## Exercise details
Count, in the entries below, the lines in which "folder" occurs. Give the number, nothing more.

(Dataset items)
◆ ◆ ◆ ◆ ◆ ◆ ◆
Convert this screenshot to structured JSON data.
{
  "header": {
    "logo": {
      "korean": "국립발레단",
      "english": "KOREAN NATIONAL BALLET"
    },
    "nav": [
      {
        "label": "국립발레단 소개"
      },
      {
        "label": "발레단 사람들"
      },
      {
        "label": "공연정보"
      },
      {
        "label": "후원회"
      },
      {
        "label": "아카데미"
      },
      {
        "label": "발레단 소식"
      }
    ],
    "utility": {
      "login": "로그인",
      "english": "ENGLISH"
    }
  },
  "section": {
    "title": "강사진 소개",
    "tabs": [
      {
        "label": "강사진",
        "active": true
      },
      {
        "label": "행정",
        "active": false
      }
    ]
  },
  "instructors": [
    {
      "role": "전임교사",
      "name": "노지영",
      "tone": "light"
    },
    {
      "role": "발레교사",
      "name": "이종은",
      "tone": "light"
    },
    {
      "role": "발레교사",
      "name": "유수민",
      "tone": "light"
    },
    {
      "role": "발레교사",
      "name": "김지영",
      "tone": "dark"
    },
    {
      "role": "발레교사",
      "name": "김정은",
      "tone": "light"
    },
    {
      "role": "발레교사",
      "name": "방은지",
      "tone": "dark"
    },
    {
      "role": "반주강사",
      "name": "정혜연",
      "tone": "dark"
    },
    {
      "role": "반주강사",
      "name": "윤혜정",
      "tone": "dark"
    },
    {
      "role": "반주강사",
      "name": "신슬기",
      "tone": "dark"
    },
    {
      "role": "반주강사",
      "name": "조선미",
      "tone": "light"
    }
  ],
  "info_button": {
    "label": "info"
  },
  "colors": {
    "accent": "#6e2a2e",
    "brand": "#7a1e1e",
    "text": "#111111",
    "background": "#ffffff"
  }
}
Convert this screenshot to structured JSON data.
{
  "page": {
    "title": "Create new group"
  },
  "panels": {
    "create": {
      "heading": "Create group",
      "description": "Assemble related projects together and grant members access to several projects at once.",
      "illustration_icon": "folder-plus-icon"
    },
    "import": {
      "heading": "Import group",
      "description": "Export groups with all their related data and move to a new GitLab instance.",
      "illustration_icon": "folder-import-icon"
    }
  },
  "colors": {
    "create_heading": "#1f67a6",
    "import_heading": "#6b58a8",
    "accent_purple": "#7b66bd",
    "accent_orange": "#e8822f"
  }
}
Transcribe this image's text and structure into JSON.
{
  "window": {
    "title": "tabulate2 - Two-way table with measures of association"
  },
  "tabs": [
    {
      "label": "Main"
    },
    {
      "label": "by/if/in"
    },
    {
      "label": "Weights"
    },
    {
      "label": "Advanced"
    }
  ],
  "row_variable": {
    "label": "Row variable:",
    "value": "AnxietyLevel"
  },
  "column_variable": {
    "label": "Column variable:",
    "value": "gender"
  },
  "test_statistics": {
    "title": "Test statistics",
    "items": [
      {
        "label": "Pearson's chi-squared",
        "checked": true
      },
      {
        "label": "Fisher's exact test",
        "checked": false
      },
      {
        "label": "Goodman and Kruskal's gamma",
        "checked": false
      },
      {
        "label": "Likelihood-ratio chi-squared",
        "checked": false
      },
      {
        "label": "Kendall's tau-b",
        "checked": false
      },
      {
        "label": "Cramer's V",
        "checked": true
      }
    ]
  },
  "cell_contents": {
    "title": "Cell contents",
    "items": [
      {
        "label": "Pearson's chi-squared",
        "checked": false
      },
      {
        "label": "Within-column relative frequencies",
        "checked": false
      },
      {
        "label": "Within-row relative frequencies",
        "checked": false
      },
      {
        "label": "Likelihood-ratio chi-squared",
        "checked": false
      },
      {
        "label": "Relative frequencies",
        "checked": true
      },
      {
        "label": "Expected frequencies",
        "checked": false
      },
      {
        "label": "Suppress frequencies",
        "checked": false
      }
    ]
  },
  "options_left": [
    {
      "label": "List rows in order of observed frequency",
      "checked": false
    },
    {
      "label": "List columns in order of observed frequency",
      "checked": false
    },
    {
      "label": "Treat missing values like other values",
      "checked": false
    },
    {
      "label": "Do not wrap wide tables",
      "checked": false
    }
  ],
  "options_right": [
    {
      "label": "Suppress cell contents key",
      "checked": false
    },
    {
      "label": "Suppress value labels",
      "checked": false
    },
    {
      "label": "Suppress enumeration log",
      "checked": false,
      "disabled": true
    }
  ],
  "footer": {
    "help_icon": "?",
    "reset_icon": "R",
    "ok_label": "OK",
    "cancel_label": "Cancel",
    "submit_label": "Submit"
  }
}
◆ ◆ ◆ ◆ ◆ ◆ ◆
## Exercise output
2